* start Supplied data *

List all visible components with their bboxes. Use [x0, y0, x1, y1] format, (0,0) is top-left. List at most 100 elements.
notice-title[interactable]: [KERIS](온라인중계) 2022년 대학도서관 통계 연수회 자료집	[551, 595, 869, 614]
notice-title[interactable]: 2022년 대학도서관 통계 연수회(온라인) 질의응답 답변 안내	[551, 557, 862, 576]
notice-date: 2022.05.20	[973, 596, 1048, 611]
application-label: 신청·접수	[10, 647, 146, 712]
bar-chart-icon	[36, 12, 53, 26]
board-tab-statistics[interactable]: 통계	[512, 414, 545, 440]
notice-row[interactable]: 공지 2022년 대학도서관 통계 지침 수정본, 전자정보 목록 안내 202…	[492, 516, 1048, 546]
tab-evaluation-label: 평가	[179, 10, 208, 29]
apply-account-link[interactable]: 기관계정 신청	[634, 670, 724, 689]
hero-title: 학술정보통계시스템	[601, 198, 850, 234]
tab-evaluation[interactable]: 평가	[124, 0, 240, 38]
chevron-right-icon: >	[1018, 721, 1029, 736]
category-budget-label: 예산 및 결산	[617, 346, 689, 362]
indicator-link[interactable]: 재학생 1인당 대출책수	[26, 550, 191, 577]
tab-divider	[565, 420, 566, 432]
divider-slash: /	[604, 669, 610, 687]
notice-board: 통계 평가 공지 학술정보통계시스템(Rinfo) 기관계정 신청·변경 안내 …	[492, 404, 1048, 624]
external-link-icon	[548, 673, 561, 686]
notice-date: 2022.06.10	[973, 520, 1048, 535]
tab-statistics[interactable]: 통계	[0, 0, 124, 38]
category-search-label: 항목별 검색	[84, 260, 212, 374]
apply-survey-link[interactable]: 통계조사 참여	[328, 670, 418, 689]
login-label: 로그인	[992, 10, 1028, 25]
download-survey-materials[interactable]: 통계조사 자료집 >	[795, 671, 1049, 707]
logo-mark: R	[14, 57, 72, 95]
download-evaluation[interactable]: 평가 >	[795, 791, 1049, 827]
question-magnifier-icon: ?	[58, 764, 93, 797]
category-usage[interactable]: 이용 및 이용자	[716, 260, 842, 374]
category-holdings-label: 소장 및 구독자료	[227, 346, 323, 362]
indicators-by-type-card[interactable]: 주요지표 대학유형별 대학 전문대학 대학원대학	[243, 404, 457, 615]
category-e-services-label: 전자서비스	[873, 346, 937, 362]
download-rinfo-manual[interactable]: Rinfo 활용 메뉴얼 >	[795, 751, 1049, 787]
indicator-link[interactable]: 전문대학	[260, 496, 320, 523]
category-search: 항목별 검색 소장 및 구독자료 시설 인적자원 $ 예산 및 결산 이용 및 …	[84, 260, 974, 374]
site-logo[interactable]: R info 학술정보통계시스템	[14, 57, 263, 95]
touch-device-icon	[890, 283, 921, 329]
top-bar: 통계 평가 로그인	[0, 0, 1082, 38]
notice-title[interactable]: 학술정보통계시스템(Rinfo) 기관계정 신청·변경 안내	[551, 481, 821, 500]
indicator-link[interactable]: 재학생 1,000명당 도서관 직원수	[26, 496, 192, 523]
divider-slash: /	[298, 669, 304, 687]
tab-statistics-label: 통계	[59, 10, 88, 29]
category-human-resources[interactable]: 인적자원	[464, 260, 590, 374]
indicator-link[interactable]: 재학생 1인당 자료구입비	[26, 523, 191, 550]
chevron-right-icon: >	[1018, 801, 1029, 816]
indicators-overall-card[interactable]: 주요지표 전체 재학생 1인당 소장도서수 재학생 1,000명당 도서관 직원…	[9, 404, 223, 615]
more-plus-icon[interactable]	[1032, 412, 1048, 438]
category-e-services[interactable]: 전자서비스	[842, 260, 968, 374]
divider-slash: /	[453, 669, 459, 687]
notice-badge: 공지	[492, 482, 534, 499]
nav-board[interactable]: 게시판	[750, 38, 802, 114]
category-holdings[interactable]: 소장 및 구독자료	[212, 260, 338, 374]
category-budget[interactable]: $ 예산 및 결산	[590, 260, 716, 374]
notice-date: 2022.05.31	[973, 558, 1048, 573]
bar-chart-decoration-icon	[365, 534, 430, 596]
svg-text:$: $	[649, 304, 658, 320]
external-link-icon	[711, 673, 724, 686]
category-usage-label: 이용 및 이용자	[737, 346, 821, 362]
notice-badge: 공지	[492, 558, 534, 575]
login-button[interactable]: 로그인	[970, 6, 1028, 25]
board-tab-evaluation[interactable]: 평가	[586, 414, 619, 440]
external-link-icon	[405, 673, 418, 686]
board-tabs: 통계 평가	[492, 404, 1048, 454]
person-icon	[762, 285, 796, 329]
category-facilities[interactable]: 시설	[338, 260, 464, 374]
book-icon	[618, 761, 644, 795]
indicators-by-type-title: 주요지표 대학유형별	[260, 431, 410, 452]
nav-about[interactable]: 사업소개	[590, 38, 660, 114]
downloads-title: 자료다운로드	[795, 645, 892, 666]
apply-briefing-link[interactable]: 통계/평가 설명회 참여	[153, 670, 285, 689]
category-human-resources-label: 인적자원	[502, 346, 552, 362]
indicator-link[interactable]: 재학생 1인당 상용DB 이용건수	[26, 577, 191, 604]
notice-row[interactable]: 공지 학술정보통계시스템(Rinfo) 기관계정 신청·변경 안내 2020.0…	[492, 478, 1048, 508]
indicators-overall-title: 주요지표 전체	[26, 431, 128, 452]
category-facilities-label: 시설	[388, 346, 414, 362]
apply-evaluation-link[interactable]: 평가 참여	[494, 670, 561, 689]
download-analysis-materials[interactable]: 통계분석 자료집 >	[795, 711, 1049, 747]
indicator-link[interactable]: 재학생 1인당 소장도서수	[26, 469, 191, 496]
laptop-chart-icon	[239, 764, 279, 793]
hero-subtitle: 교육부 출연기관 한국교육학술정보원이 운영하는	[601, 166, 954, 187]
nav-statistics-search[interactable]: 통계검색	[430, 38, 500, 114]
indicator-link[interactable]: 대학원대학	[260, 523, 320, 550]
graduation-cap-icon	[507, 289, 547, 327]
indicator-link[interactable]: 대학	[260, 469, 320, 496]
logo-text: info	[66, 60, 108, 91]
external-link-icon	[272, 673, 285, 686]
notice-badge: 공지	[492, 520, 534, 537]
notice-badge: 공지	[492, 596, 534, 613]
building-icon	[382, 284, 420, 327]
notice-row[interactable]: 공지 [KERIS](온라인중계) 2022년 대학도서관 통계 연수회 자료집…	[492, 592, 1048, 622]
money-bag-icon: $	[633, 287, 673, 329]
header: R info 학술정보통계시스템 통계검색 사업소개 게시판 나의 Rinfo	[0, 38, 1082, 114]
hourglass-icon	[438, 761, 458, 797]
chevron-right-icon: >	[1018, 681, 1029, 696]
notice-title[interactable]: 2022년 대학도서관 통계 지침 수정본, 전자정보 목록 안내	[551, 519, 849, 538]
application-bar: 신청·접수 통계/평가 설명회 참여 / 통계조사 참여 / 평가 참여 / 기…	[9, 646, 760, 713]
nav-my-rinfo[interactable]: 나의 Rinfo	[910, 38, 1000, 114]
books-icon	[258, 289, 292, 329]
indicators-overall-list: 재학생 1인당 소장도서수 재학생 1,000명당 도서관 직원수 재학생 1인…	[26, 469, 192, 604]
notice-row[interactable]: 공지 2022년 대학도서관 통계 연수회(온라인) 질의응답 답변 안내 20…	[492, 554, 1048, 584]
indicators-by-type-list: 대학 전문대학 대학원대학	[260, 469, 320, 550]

* end Supplied data *

Write out the data from the very first line through the line that has "260, 212, 374]" as a JSON list of strings, one string per line, leaving out any blank lines.

[
  "List all visible components with their bboxes. Use [x0, y0, x1, y1] format, (0,0) is top-left. List at most 100 elements.",
  "notice-title[interactable]: [KERIS](온라인중계) 2022년 대학도서관 통계 연수회 자료집\t[551, 595, 869, 614]",
  "notice-title[interactable]: 2022년 대학도서관 통계 연수회(온라인) 질의응답 답변 안내\t[551, 557, 862, 576]",
  "notice-date: 2022.05.20\t[973, 596, 1048, 611]",
  "application-label: 신청·접수\t[10, 647, 146, 712]",
  "bar-chart-icon\t[36, 12, 53, 26]",
  "board-tab-statistics[interactable]: 통계\t[512, 414, 545, 440]",
  "notice-row[interactable]: 공지 2022년 대학도서관 통계 지침 수정본, 전자정보 목록 안내 202…\t[492, 516, 1048, 546]",
  "tab-evaluation-label: 평가\t[179, 10, 208, 29]",
  "apply-account-link[interactable]: 기관계정 신청\t[634, 670, 724, 689]",
  "hero-title: 학술정보통계시스템\t[601, 198, 850, 234]",
  "tab-evaluation[interactable]: 평가\t[124, 0, 240, 38]",
  "chevron-right-icon: >\t[1018, 721, 1029, 736]",
  "category-budget-label: 예산 및 결산\t[617, 346, 689, 362]",
  "indicator-link[interactable]: 재학생 1인당 대출책수\t[26, 550, 191, 577]",
  "tab-divider\t[565, 420, 566, 432]",
  "divider-slash: /\t[604, 669, 610, 687]",
  "notice-board: 통계 평가 공지 학술정보통계시스템(Rinfo) 기관계정 신청·변경 안내 …\t[492, 404, 1048, 624]",
  "external-link-icon\t[548, 673, 561, 686]",
  "notice-date: 2022.06.10\t[973, 520, 1048, 535]",
  "tab-statistics[interactable]: 통계\t[0, 0, 124, 38]",
  "category-search-label: 항목별 검색\t[84, 260, 212, 374]"
]